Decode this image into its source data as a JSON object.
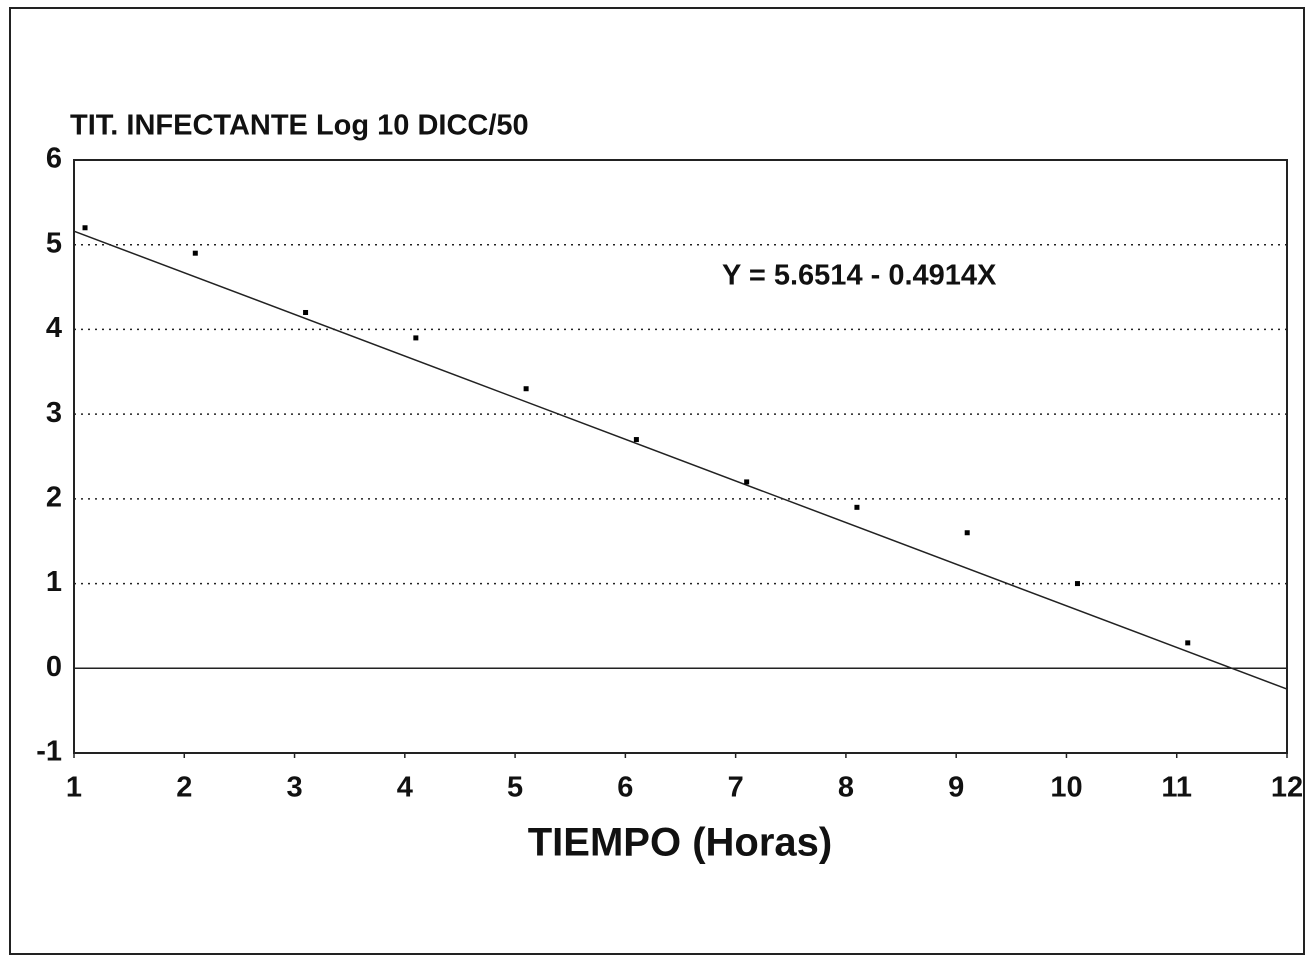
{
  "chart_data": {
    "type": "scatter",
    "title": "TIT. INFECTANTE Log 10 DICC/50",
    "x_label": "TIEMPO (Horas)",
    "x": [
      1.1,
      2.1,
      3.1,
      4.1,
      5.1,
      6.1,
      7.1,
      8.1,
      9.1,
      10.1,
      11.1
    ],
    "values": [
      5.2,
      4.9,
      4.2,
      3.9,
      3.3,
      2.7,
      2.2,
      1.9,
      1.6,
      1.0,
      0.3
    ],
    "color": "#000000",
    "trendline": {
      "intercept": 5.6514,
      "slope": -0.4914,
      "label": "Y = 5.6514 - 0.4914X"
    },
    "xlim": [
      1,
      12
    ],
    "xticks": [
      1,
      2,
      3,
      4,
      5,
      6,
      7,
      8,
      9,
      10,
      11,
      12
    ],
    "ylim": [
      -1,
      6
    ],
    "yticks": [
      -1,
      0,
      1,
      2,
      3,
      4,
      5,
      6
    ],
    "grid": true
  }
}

> Given request
Retype all entries exactly as they appear, dropping the images.

> Answer for the task
Decode this image into its source data as a JSON object.
{
  "chart_data": {
    "type": "scatter",
    "title": "TIT. INFECTANTE Log 10 DICC/50",
    "x_label": "TIEMPO (Horas)",
    "x": [
      1.1,
      2.1,
      3.1,
      4.1,
      5.1,
      6.1,
      7.1,
      8.1,
      9.1,
      10.1,
      11.1
    ],
    "values": [
      5.2,
      4.9,
      4.2,
      3.9,
      3.3,
      2.7,
      2.2,
      1.9,
      1.6,
      1.0,
      0.3
    ],
    "color": "#000000",
    "trendline": {
      "intercept": 5.6514,
      "slope": -0.4914,
      "label": "Y = 5.6514 - 0.4914X"
    },
    "xlim": [
      1,
      12
    ],
    "xticks": [
      1,
      2,
      3,
      4,
      5,
      6,
      7,
      8,
      9,
      10,
      11,
      12
    ],
    "ylim": [
      -1,
      6
    ],
    "yticks": [
      -1,
      0,
      1,
      2,
      3,
      4,
      5,
      6
    ],
    "grid": true
  }
}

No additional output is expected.